Instructions to follow: The listing below should be copied in full, word for word.

======== Data provided ========

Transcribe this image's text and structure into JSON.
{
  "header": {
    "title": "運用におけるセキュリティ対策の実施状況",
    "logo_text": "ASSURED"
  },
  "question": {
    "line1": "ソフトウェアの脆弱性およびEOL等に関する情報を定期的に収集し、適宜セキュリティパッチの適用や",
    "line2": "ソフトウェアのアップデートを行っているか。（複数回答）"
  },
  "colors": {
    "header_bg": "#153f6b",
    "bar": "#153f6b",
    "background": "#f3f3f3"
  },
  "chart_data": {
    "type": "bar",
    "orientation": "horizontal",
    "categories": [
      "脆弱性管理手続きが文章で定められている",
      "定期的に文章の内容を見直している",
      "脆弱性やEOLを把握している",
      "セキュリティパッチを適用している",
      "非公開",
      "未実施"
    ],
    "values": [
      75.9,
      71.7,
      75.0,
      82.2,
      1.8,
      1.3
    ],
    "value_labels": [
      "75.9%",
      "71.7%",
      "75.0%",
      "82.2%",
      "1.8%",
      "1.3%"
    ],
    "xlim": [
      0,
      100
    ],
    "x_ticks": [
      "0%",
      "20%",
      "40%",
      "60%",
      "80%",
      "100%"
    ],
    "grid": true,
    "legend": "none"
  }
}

========

Answer to the task:
Transcribe this image's text and structure into JSON.
{
  "header": {
    "title": "運用におけるセキュリティ対策の実施状況",
    "logo_text": "ASSURED"
  },
  "question": {
    "line1": "ソフトウェアの脆弱性およびEOL等に関する情報を定期的に収集し、適宜セキュリティパッチの適用や",
    "line2": "ソフトウェアのアップデートを行っているか。（複数回答）"
  },
  "colors": {
    "header_bg": "#153f6b",
    "bar": "#153f6b",
    "background": "#f3f3f3"
  },
  "chart_data": {
    "type": "bar",
    "orientation": "horizontal",
    "categories": [
      "脆弱性管理手続きが文章で定められている",
      "定期的に文章の内容を見直している",
      "脆弱性やEOLを把握している",
      "セキュリティパッチを適用している",
      "非公開",
      "未実施"
    ],
    "values": [
      75.9,
      71.7,
      75.0,
      82.2,
      1.8,
      1.3
    ],
    "value_labels": [
      "75.9%",
      "71.7%",
      "75.0%",
      "82.2%",
      "1.8%",
      "1.3%"
    ],
    "xlim": [
      0,
      100
    ],
    "x_ticks": [
      "0%",
      "20%",
      "40%",
      "60%",
      "80%",
      "100%"
    ],
    "grid": true,
    "legend": "none"
  }
}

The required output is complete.